=== Material for the task ===
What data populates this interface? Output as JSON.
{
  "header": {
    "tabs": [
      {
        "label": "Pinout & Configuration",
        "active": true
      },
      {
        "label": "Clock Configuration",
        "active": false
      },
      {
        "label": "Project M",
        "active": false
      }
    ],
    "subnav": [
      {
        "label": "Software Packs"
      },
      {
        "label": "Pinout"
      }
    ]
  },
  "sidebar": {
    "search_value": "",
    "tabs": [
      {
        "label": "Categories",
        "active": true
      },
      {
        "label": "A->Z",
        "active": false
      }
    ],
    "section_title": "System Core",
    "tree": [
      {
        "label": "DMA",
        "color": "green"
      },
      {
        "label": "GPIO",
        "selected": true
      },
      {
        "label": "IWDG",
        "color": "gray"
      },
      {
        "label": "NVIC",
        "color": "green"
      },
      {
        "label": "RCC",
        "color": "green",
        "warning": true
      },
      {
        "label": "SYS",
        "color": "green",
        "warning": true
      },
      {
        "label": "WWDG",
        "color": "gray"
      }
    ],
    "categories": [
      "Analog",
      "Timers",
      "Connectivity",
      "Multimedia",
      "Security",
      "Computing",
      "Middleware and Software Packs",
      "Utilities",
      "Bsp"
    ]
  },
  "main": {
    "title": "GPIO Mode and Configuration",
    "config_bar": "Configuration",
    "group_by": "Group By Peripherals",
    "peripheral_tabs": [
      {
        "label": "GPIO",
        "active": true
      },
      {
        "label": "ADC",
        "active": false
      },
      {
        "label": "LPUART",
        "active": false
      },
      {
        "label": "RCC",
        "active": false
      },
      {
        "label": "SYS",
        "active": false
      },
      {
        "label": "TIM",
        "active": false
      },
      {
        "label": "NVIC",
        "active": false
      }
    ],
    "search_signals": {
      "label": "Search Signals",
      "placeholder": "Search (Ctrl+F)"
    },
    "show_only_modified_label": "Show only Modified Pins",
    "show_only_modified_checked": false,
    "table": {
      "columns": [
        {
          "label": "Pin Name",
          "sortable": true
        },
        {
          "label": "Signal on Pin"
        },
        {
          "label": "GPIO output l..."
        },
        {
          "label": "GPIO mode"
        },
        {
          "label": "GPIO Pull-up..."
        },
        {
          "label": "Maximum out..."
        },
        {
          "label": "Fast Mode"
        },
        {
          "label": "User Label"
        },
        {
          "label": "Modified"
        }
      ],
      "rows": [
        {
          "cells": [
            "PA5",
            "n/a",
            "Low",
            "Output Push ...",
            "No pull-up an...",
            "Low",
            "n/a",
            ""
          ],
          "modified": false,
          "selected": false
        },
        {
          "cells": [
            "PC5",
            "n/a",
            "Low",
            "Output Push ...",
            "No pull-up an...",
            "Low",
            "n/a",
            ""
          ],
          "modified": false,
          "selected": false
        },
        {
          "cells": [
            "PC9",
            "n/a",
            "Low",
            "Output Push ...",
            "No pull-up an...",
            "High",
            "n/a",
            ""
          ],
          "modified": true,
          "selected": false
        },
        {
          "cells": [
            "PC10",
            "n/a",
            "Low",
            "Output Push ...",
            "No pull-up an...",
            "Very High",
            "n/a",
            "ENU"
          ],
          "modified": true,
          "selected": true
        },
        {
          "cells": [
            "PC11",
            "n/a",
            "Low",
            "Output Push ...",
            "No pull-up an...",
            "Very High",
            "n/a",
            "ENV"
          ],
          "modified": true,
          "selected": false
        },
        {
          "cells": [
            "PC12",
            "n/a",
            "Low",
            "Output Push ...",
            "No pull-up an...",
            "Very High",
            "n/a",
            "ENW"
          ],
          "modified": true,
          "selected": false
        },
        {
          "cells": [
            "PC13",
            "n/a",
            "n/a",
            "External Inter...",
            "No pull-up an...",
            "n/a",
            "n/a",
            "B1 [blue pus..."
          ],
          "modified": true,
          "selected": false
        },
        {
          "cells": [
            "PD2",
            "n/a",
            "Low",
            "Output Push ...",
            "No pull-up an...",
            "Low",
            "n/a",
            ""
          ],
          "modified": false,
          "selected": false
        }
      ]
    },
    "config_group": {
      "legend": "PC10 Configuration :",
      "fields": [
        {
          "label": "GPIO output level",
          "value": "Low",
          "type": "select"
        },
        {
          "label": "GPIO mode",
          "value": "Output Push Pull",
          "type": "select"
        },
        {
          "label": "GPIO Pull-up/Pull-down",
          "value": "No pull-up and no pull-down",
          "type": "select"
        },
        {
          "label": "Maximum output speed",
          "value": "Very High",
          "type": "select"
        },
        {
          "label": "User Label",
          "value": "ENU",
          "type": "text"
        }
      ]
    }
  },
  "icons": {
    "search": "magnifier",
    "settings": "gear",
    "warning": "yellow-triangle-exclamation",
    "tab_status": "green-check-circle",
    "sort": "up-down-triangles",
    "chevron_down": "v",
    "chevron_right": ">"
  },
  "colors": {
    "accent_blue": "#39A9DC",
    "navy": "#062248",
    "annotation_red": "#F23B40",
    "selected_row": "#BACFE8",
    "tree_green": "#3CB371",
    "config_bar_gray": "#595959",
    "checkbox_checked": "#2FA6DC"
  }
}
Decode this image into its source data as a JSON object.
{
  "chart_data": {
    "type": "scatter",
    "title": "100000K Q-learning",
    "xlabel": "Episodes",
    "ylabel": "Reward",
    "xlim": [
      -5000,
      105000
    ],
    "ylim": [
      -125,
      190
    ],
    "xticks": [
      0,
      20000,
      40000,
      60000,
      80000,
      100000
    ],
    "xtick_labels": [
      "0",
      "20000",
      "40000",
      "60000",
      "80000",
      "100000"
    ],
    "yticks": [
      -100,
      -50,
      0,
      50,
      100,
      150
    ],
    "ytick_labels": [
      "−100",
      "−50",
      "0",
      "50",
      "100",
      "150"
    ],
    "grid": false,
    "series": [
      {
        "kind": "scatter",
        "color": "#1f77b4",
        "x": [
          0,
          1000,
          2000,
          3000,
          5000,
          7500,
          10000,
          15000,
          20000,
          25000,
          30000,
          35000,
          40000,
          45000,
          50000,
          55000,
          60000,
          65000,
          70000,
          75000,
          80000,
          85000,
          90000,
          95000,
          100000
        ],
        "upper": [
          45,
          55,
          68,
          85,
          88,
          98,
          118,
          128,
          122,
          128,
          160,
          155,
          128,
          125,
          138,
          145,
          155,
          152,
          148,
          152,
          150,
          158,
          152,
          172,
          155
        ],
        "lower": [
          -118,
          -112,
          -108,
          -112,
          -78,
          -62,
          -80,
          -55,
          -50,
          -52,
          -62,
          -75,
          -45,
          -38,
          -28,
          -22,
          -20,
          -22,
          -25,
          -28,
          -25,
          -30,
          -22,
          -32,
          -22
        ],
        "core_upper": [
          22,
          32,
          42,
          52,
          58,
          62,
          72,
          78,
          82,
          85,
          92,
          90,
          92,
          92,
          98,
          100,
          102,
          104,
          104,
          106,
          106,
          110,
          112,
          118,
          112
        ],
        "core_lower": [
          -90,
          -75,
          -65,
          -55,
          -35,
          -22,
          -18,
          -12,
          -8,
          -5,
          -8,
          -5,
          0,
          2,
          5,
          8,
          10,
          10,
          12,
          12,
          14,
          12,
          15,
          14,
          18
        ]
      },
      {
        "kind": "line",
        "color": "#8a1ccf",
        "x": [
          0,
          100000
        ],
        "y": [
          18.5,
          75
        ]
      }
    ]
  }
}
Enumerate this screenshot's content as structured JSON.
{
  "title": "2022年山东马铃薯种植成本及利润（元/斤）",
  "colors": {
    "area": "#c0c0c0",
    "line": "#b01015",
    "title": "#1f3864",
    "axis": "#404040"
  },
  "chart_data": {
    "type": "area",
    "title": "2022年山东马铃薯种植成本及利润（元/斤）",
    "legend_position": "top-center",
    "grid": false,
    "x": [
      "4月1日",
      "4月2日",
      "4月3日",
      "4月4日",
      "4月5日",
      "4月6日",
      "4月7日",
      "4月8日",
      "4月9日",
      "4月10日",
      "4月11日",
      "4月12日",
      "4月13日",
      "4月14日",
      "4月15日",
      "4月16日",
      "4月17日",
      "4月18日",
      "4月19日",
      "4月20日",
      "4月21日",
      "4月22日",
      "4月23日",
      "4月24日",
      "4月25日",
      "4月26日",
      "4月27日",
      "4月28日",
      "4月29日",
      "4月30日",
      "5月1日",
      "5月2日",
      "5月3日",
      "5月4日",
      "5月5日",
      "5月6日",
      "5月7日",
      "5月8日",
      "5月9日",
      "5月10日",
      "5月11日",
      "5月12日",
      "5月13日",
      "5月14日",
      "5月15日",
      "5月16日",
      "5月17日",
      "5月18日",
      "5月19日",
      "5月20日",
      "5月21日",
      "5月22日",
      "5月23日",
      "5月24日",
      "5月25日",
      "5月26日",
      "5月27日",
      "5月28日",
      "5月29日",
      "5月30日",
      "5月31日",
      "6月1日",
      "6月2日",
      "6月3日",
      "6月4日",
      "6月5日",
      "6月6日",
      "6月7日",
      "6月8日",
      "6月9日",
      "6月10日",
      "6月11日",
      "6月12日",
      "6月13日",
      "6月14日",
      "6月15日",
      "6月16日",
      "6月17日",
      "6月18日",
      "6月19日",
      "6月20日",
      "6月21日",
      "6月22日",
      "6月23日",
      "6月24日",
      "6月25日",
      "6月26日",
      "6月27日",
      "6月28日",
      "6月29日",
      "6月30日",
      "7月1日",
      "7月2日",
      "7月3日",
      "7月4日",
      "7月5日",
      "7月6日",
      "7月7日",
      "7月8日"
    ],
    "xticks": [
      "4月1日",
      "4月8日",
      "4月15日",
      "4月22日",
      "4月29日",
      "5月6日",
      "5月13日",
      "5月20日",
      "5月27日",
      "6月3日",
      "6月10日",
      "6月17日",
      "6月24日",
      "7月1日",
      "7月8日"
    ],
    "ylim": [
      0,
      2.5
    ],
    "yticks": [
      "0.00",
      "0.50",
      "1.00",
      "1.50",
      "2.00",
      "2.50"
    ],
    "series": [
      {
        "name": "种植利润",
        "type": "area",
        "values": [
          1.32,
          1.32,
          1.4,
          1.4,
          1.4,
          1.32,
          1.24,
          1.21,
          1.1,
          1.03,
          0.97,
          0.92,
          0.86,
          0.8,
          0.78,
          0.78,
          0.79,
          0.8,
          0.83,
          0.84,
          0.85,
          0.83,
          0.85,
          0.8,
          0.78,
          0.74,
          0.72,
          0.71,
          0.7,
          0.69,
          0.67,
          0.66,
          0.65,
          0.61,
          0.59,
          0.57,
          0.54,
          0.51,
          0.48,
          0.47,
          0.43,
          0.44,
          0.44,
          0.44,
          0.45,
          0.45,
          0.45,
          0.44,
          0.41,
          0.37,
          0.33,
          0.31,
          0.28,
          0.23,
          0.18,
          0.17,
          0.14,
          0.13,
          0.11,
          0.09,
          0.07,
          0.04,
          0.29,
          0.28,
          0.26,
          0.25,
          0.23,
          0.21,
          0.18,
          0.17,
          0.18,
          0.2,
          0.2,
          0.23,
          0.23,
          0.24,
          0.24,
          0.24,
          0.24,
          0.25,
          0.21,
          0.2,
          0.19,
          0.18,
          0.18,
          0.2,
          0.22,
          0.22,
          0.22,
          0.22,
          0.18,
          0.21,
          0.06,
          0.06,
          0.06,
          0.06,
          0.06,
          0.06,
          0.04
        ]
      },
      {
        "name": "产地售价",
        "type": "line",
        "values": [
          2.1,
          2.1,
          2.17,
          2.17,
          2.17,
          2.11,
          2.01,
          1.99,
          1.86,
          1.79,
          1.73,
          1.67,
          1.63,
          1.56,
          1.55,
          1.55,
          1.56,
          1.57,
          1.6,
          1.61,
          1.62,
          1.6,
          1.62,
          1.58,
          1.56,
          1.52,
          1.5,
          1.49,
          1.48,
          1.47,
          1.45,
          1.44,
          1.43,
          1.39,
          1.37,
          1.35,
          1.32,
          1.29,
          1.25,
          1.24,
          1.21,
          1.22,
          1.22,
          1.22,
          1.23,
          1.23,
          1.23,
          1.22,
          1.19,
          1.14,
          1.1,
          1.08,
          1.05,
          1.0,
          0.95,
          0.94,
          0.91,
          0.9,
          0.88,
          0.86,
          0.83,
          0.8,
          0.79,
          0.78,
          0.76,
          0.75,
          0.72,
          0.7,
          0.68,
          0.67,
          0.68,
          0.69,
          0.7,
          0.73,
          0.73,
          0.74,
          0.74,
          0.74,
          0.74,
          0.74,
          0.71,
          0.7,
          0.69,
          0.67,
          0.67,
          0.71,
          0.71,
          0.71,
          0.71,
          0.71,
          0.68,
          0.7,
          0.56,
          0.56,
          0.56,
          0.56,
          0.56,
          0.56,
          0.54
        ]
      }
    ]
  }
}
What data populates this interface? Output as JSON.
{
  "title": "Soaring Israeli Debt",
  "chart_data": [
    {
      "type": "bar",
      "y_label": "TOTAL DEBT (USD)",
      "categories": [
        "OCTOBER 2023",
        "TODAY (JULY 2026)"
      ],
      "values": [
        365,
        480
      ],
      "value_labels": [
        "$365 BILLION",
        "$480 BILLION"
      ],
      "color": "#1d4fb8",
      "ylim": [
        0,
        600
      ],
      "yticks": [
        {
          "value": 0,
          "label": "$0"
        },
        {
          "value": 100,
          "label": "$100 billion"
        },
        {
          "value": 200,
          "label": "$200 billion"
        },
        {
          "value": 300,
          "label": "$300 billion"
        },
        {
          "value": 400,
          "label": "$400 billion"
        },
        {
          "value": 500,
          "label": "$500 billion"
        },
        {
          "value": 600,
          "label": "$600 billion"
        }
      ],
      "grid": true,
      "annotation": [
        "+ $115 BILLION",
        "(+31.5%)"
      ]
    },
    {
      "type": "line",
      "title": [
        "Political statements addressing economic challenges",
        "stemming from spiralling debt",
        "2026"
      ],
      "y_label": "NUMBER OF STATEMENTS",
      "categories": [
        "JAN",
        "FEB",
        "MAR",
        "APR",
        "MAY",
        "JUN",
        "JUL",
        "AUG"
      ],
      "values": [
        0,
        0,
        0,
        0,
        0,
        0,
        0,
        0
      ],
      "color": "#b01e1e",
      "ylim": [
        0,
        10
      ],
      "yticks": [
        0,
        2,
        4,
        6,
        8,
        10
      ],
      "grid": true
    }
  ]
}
===
_Aim of the exercise_. Filter the entries and copy out every line with the word "grid".

_Answer to this problem_.
    "grid": false,
    "grid": false,
      "grid": true,
      "grid": true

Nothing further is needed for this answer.